--- DATA EXCERPTS ---
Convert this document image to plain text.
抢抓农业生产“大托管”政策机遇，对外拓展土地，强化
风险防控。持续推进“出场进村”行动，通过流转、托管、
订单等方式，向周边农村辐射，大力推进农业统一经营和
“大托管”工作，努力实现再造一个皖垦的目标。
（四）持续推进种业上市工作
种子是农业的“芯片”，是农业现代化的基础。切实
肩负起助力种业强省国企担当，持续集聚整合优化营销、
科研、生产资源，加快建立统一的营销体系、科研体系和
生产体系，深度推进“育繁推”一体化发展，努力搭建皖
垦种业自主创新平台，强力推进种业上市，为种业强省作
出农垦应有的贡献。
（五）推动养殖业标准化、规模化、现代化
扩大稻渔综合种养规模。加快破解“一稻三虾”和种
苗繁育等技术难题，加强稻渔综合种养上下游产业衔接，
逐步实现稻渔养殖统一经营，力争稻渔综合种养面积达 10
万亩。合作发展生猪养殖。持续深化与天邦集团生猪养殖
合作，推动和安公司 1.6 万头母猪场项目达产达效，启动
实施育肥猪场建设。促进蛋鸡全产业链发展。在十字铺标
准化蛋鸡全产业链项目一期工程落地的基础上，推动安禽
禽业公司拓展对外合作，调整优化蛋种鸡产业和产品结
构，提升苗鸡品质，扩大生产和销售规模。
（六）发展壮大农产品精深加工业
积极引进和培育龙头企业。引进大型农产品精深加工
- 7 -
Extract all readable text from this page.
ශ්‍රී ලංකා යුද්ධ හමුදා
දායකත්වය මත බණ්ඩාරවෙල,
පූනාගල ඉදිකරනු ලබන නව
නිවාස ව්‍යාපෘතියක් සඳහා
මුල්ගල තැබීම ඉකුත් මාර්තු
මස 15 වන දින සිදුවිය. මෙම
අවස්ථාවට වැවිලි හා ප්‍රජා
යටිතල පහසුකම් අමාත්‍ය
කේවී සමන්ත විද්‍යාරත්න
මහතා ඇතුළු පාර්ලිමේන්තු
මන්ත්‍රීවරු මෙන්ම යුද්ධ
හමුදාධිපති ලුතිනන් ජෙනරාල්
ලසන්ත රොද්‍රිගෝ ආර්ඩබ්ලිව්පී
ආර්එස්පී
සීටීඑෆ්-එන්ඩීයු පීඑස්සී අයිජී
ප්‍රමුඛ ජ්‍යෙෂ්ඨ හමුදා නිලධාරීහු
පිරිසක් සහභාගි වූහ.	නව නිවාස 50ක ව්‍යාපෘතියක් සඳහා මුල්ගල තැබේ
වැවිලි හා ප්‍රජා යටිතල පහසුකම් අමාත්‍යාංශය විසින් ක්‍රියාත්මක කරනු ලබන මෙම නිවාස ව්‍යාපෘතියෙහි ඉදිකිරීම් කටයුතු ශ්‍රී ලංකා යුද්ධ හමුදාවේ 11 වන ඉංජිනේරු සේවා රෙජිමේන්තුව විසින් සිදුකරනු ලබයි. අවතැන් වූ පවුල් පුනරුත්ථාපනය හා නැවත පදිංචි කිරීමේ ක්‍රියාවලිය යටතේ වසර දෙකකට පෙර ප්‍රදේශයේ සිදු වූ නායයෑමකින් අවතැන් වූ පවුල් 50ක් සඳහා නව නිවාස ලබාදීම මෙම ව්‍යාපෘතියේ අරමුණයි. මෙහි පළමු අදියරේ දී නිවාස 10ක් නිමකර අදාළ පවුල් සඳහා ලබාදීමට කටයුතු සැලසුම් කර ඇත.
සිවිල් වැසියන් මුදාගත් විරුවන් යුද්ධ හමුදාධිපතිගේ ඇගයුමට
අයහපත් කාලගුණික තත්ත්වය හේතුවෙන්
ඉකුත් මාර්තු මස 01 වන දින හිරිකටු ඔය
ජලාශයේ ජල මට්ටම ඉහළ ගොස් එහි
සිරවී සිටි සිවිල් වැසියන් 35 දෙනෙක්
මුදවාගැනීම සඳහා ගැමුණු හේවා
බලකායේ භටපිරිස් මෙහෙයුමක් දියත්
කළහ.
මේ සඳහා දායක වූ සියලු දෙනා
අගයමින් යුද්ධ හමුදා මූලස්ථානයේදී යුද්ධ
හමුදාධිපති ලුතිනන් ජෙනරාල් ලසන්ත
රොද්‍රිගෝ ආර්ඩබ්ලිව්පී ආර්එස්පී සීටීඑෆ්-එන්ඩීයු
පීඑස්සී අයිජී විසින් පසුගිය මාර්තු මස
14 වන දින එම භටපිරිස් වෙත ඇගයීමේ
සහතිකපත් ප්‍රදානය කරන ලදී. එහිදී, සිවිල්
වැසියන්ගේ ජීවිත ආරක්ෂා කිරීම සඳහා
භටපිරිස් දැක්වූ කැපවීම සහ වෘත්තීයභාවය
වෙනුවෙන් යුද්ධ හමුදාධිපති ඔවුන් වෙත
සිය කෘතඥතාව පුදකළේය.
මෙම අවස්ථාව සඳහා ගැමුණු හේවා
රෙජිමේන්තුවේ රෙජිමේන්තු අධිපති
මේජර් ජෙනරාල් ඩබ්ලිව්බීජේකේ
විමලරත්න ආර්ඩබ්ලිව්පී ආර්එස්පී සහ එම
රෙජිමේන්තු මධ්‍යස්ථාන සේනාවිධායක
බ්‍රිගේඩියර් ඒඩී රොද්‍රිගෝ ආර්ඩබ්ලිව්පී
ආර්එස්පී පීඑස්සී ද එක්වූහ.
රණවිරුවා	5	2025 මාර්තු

--- WORK TO BE COMPLETED ---
Output a single number: how many lines contain the word "this".

--- EXERCISE SOLUTION ---
2